**What you are asked to do**
Which lines hold the word "нужд"? Copy each of them from the material.

**Dataset excerpts**
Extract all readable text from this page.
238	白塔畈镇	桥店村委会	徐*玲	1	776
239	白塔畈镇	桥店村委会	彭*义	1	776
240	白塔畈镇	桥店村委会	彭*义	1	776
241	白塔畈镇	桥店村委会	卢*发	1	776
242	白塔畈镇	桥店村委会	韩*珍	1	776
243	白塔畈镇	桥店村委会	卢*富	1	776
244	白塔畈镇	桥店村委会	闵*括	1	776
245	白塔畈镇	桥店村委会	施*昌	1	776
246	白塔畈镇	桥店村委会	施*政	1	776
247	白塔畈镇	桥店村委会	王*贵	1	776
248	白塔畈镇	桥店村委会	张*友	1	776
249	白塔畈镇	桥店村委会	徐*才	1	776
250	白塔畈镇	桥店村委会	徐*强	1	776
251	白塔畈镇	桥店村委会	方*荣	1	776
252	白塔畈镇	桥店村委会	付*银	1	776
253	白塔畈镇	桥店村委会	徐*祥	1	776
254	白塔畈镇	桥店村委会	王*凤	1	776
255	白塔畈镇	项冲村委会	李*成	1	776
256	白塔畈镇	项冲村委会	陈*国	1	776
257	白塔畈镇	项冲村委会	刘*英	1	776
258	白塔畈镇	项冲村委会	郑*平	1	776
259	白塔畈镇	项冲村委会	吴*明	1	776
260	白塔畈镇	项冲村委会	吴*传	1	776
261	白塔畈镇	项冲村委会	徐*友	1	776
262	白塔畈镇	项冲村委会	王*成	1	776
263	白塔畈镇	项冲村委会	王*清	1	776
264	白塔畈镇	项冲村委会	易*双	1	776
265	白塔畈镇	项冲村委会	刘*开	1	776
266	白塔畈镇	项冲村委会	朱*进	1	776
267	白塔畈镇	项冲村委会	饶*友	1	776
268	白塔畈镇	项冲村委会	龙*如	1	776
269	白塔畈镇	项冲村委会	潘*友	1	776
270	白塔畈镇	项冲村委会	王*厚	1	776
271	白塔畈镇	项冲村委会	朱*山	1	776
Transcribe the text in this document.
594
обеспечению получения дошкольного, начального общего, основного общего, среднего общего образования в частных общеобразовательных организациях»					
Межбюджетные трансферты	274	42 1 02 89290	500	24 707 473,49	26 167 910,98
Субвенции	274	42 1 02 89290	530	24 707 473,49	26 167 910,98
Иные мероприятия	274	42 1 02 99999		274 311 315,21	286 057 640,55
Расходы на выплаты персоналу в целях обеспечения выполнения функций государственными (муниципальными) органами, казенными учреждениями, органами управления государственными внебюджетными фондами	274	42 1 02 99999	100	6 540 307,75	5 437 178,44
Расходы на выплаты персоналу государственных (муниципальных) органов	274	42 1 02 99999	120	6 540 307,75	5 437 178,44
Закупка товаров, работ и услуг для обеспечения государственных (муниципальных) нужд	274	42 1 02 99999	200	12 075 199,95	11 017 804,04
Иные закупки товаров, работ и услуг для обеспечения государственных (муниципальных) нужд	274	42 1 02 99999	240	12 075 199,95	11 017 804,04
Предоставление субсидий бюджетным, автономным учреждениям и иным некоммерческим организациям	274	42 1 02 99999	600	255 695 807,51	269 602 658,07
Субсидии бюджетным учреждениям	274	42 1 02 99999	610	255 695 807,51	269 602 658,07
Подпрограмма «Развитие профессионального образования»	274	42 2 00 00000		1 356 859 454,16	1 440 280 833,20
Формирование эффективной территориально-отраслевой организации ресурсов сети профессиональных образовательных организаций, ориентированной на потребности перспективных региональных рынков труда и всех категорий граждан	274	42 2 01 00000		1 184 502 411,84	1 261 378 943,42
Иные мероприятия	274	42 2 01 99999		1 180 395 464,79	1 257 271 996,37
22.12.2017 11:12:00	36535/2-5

**Result of the task**
Закупка товаров, работ и услуг для обеспечения государственных (муниципальных) нужд	274	42 1 02 99999	200	12 075 199,95	11 017 804,04
Иные закупки товаров, работ и услуг для обеспечения государственных (муниципальных) нужд	274	42 1 02 99999	240	12 075 199,95	11 017 804,04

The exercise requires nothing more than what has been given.